Stored data:
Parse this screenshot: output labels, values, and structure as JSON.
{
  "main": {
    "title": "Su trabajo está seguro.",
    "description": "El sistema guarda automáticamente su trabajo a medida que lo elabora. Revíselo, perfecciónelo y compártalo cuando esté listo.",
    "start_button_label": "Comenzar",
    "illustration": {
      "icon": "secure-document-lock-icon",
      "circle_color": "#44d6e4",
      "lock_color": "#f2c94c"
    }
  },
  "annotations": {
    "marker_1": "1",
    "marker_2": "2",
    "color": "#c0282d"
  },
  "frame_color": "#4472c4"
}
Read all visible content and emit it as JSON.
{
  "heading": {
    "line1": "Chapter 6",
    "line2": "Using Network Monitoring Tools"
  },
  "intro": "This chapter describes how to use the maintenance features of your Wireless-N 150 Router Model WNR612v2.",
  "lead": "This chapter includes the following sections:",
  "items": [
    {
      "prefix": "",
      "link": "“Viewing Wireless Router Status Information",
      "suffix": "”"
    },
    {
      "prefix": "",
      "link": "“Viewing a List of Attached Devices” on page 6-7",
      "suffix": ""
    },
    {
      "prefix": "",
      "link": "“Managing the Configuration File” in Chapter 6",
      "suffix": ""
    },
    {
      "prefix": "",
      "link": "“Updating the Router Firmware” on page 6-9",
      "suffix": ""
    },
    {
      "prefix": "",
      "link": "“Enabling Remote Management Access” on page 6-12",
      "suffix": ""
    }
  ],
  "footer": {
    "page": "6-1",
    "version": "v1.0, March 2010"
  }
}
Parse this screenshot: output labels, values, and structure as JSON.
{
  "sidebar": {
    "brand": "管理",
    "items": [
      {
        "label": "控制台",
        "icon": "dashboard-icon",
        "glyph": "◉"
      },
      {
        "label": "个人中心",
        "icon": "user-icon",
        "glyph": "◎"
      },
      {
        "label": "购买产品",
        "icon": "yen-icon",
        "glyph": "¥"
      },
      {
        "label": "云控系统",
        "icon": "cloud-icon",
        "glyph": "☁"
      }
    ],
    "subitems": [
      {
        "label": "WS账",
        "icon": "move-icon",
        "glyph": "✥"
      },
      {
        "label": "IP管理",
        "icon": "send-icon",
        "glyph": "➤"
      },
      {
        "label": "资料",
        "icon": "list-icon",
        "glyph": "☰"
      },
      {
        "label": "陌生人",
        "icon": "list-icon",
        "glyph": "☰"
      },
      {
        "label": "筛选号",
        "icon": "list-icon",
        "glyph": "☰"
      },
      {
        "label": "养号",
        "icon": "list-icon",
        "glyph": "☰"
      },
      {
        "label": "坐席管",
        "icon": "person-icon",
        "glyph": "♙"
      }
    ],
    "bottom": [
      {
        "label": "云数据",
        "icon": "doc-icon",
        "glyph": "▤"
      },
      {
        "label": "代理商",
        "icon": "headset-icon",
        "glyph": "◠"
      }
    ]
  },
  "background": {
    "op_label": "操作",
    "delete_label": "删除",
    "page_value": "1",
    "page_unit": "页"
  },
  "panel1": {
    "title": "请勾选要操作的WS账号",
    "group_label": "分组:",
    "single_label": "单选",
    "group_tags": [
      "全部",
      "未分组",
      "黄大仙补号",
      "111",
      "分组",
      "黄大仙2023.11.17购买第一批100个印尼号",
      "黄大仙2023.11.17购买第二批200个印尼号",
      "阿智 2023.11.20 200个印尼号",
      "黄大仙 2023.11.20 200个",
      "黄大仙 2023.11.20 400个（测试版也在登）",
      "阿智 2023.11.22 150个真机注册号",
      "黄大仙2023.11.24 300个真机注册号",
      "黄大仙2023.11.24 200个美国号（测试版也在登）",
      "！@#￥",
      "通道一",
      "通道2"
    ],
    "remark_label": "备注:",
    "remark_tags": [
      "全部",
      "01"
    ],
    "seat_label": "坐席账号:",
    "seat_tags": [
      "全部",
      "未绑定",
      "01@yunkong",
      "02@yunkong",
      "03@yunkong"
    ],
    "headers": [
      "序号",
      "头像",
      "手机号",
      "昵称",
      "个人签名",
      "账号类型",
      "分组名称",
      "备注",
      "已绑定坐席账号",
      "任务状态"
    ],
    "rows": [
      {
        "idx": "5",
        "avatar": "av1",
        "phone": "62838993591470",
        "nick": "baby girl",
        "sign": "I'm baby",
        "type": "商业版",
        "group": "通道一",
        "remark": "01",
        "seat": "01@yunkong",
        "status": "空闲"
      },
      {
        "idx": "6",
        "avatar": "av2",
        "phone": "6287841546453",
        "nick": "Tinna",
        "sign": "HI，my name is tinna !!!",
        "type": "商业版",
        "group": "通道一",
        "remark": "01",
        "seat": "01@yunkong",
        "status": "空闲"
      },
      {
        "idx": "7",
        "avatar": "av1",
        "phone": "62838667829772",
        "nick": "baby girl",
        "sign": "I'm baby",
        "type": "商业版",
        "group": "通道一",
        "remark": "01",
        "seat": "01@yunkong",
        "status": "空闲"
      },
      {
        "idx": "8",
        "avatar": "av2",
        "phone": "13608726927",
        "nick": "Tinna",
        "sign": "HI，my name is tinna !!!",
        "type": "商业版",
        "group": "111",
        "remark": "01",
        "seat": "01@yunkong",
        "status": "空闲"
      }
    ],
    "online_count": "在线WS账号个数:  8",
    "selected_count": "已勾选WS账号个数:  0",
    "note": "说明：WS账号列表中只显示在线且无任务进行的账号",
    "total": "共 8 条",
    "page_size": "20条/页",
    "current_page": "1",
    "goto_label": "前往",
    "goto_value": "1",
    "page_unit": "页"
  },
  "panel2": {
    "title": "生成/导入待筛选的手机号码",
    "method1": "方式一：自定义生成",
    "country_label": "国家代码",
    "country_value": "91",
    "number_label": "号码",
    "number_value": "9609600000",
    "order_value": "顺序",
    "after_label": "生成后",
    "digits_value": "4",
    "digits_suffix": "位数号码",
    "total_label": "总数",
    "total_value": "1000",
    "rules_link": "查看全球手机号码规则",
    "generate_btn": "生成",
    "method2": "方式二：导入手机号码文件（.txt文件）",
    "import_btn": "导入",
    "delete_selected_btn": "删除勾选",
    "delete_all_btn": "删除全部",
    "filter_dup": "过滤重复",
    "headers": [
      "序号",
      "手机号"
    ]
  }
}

---

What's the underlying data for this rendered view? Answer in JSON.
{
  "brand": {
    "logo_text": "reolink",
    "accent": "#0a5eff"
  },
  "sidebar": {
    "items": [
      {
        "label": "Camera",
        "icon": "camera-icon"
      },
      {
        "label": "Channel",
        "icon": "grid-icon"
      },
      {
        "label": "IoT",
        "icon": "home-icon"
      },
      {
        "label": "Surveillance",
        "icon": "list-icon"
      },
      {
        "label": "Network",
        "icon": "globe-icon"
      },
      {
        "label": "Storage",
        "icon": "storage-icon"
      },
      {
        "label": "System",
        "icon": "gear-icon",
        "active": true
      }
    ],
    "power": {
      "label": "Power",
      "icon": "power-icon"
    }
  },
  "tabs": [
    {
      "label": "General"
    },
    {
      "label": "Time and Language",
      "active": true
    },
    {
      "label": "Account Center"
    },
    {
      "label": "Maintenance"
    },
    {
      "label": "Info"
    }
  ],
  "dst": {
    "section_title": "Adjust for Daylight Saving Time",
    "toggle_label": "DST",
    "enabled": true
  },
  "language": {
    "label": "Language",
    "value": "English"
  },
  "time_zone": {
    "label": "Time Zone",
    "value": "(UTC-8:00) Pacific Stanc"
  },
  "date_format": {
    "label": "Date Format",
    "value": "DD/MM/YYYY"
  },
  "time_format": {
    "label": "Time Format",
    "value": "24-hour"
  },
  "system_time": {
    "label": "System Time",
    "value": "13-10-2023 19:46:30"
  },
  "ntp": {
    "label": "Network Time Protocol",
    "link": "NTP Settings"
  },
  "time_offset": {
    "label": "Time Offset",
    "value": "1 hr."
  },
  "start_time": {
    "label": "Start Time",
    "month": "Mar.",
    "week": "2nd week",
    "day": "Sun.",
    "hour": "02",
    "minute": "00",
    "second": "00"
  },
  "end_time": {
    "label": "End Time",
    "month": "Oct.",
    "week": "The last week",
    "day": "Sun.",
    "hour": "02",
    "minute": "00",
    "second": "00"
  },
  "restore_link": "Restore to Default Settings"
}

--

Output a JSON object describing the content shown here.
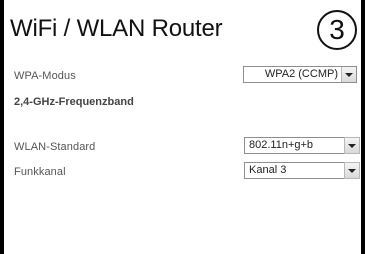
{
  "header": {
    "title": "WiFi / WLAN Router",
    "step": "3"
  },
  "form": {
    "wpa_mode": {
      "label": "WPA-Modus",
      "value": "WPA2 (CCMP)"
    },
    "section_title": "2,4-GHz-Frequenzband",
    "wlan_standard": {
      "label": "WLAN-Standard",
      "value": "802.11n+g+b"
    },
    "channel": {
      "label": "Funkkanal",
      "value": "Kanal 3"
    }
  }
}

Exercise aim:
Find "Router". Copy every line it occurs in.

Exercise result:
  "intro": "This chapter describes how to use the maintenance features of your Wireless-N 150 Router Model WNR612v2.",
      "link": "“Viewing Wireless Router Status Information",
      "link": "“Updating the Router Firmware” on page 6-9",
    "title": "WiFi / WLAN Router",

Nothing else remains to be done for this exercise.